TASK TO COMPLETE. Return each row below that contains the string "browser". Case matters.

EXERCISE INPUTS.
** Begin **
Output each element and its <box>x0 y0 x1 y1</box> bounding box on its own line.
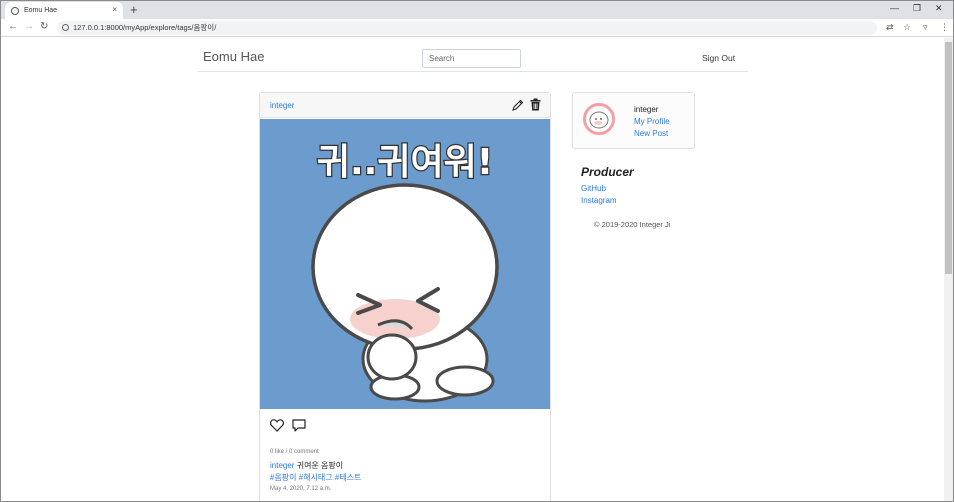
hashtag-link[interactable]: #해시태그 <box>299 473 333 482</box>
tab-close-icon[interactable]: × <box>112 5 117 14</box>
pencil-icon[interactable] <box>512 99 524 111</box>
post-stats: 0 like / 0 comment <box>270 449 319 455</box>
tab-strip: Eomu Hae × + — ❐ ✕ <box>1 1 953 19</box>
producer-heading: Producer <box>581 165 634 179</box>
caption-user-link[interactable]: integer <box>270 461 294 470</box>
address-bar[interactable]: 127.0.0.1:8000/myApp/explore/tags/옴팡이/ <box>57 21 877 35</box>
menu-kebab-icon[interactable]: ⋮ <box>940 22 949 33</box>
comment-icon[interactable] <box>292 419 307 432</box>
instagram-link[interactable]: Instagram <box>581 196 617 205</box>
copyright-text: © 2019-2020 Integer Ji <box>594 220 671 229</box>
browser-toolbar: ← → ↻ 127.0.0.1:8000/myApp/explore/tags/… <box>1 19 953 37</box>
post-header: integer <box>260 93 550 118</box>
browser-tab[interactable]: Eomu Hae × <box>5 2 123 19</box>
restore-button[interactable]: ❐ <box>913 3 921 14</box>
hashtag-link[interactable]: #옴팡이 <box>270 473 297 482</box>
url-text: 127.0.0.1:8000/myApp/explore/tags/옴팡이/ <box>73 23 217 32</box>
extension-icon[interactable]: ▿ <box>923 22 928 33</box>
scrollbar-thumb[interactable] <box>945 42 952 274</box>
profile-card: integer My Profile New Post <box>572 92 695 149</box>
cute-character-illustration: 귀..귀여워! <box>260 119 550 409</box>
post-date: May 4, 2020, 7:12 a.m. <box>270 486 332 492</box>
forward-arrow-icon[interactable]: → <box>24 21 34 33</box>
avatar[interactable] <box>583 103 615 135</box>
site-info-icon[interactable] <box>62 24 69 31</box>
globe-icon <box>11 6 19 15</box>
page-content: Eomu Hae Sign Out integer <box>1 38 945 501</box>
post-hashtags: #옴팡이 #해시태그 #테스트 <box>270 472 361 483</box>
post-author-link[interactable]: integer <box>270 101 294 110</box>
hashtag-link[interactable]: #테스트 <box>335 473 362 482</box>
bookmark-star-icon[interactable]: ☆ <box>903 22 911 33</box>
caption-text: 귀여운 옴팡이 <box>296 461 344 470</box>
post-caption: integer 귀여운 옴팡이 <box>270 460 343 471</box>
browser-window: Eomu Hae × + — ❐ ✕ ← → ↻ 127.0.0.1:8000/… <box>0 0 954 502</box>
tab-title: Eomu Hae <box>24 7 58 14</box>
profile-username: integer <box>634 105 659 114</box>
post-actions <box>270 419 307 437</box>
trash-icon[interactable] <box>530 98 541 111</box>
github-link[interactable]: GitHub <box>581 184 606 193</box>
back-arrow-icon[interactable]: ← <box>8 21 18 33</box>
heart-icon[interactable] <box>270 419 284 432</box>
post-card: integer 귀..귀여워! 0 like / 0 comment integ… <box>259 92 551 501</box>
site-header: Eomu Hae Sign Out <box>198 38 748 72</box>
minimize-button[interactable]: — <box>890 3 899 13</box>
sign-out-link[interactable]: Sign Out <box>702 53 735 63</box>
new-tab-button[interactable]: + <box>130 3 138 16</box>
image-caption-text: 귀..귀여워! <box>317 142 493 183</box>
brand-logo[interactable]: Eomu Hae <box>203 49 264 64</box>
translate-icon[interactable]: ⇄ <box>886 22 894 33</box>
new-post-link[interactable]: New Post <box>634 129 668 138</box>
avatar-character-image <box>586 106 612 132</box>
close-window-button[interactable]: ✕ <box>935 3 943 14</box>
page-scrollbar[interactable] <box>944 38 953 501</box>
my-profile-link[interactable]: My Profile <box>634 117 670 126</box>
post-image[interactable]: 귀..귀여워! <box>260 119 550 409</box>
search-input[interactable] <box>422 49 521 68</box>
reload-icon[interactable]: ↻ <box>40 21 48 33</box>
** End **
** Begin **
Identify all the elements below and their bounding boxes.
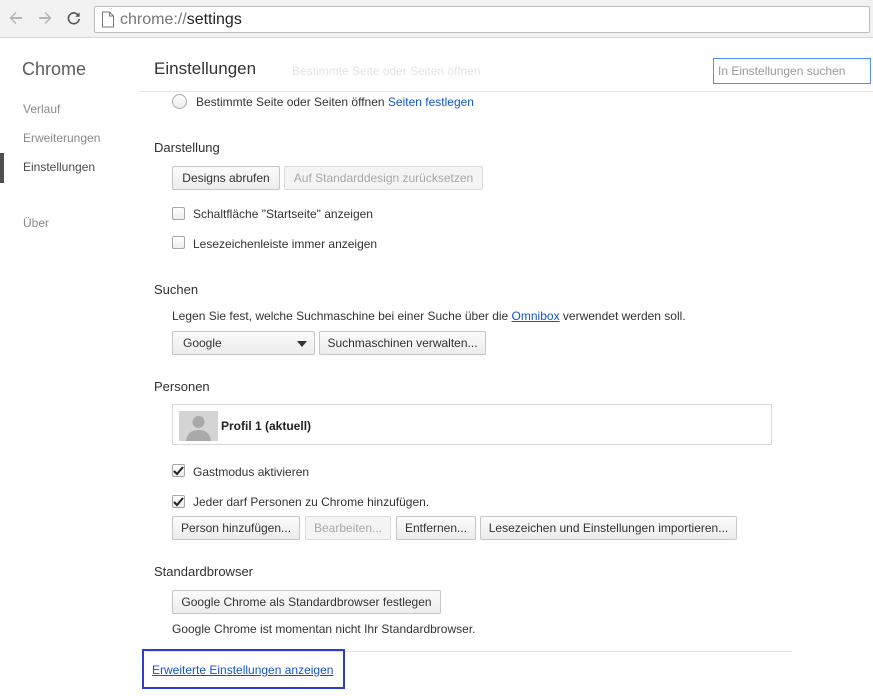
** End **
OUTPUT OF THE TASK.
browser-toolbar: ← → ↻ 127.0.0.1:8000/myApp/explore/tags/… <box>1 19 953 37</box>
browser-tab[interactable]: Eomu Hae × <box>5 2 123 19</box>
browser-window: Eomu Hae × + — ❐ ✕ ← → ↻ 127.0.0.1:8000/… <box>0 0 954 502</box>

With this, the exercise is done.